-- SHORT EXERCISE --
Output all lines exactly, with nothing added or dropped.

(Dataset entries)
──────

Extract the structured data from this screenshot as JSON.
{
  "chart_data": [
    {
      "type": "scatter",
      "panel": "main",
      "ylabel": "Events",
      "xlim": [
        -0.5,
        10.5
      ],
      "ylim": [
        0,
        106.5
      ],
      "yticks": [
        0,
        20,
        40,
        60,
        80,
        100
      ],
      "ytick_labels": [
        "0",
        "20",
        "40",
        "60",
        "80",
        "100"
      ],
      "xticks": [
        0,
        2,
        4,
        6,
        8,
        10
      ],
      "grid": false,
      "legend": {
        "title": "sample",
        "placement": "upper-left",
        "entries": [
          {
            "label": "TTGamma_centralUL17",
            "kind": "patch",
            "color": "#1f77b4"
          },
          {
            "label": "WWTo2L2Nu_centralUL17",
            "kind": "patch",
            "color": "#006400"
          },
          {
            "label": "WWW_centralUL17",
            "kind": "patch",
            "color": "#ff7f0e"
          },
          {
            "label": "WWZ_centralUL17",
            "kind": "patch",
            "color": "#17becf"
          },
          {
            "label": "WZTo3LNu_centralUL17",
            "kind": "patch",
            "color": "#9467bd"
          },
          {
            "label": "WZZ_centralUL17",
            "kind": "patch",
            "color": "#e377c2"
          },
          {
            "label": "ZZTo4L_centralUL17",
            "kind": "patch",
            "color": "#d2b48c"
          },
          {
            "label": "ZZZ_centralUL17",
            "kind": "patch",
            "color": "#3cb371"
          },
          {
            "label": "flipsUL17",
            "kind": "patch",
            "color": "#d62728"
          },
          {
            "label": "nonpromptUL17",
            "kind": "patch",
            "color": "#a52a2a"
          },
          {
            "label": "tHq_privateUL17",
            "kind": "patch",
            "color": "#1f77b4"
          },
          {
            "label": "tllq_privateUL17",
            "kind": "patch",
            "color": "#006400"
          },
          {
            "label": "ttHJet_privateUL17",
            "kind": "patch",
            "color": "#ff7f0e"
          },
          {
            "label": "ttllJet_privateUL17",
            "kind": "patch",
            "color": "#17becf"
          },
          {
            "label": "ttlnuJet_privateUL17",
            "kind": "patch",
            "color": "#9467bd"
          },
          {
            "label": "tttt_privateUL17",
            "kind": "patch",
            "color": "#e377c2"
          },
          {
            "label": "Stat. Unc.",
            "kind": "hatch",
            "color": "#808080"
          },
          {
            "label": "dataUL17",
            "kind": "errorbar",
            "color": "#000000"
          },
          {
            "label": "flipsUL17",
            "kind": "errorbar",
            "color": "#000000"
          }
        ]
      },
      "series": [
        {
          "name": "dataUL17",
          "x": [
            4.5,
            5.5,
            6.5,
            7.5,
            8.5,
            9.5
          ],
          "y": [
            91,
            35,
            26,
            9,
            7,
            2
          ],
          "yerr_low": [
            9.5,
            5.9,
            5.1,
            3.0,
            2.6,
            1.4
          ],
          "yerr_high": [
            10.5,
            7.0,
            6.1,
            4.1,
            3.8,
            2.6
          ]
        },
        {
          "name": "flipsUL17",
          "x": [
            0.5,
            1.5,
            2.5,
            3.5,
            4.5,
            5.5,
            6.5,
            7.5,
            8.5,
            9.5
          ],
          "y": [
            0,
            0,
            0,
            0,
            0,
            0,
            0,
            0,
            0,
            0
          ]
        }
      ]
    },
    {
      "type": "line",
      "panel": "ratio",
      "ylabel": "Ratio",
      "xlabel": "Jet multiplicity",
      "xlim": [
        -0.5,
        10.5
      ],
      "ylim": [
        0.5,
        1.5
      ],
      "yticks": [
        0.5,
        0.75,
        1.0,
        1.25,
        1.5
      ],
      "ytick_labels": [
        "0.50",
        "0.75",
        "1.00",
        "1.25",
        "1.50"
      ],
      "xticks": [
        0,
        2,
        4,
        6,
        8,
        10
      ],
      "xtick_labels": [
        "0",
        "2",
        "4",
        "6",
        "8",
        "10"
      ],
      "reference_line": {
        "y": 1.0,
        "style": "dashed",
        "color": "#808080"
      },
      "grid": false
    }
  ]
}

──────

-- PROBLEM SOLUTION --
Extract the structured data from this screenshot as JSON.
{
  "chart_data": [
    {
      "type": "scatter",
      "panel": "main",
      "ylabel": "Events",
      "xlim": [
        -0.5,
        10.5
      ],
      "ylim": [
        0,
        106.5
      ],
      "yticks": [
        0,
        20,
        40,
        60,
        80,
        100
      ],
      "ytick_labels": [
        "0",
        "20",
        "40",
        "60",
        "80",
        "100"
      ],
      "xticks": [
        0,
        2,
        4,
        6,
        8,
        10
      ],
      "grid": false,
      "legend": {
        "title": "sample",
        "placement": "upper-left",
        "entries": [
          {
            "label": "TTGamma_centralUL17",
            "kind": "patch",
            "color": "#1f77b4"
          },
          {
            "label": "WWTo2L2Nu_centralUL17",
            "kind": "patch",
            "color": "#006400"
          },
          {
            "label": "WWW_centralUL17",
            "kind": "patch",
            "color": "#ff7f0e"
          },
          {
            "label": "WWZ_centralUL17",
            "kind": "patch",
            "color": "#17becf"
          },
          {
            "label": "WZTo3LNu_centralUL17",
            "kind": "patch",
            "color": "#9467bd"
          },
          {
            "label": "WZZ_centralUL17",
            "kind": "patch",
            "color": "#e377c2"
          },
          {
            "label": "ZZTo4L_centralUL17",
            "kind": "patch",
            "color": "#d2b48c"
          },
          {
            "label": "ZZZ_centralUL17",
            "kind": "patch",
            "color": "#3cb371"
          },
          {
            "label": "flipsUL17",
            "kind": "patch",
            "color": "#d62728"
          },
          {
            "label": "nonpromptUL17",
            "kind": "patch",
            "color": "#a52a2a"
          },
          {
            "label": "tHq_privateUL17",
            "kind": "patch",
            "color": "#1f77b4"
          },
          {
            "label": "tllq_privateUL17",
            "kind": "patch",
            "color": "#006400"
          },
          {
            "label": "ttHJet_privateUL17",
            "kind": "patch",
            "color": "#ff7f0e"
          },
          {
            "label": "ttllJet_privateUL17",
            "kind": "patch",
            "color": "#17becf"
          },
          {
            "label": "ttlnuJet_privateUL17",
            "kind": "patch",
            "color": "#9467bd"
          },
          {
            "label": "tttt_privateUL17",
            "kind": "patch",
            "color": "#e377c2"
          },
          {
            "label": "Stat. Unc.",
            "kind": "hatch",
            "color": "#808080"
          },
          {
            "label": "dataUL17",
            "kind": "errorbar",
            "color": "#000000"
          },
          {
            "label": "flipsUL17",
            "kind": "errorbar",
            "color": "#000000"
          }
        ]
      },
      "series": [
        {
          "name": "dataUL17",
          "x": [
            4.5,
            5.5,
            6.5,
            7.5,
            8.5,
            9.5
          ],
          "y": [
            91,
            35,
            26,
            9,
            7,
            2
          ],
          "yerr_low": [
            9.5,
            5.9,
            5.1,
            3.0,
            2.6,
            1.4
          ],
          "yerr_high": [
            10.5,
            7.0,
            6.1,
            4.1,
            3.8,
            2.6
          ]
        },
        {
          "name": "flipsUL17",
          "x": [
            0.5,
            1.5,
            2.5,
            3.5,
            4.5,
            5.5,
            6.5,
            7.5,
            8.5,
            9.5
          ],
          "y": [
            0,
            0,
            0,
            0,
            0,
            0,
            0,
            0,
            0,
            0
          ]
        }
      ]
    },
    {
      "type": "line",
      "panel": "ratio",
      "ylabel": "Ratio",
      "xlabel": "Jet multiplicity",
      "xlim": [
        -0.5,
        10.5
      ],
      "ylim": [
        0.5,
        1.5
      ],
      "yticks": [
        0.5,
        0.75,
        1.0,
        1.25,
        1.5
      ],
      "ytick_labels": [
        "0.50",
        "0.75",
        "1.00",
        "1.25",
        "1.50"
      ],
      "xticks": [
        0,
        2,
        4,
        6,
        8,
        10
      ],
      "xtick_labels": [
        "0",
        "2",
        "4",
        "6",
        "8",
        "10"
      ],
      "reference_line": {
        "y": 1.0,
        "style": "dashed",
        "color": "#808080"
      },
      "grid": false
    }
  ]
}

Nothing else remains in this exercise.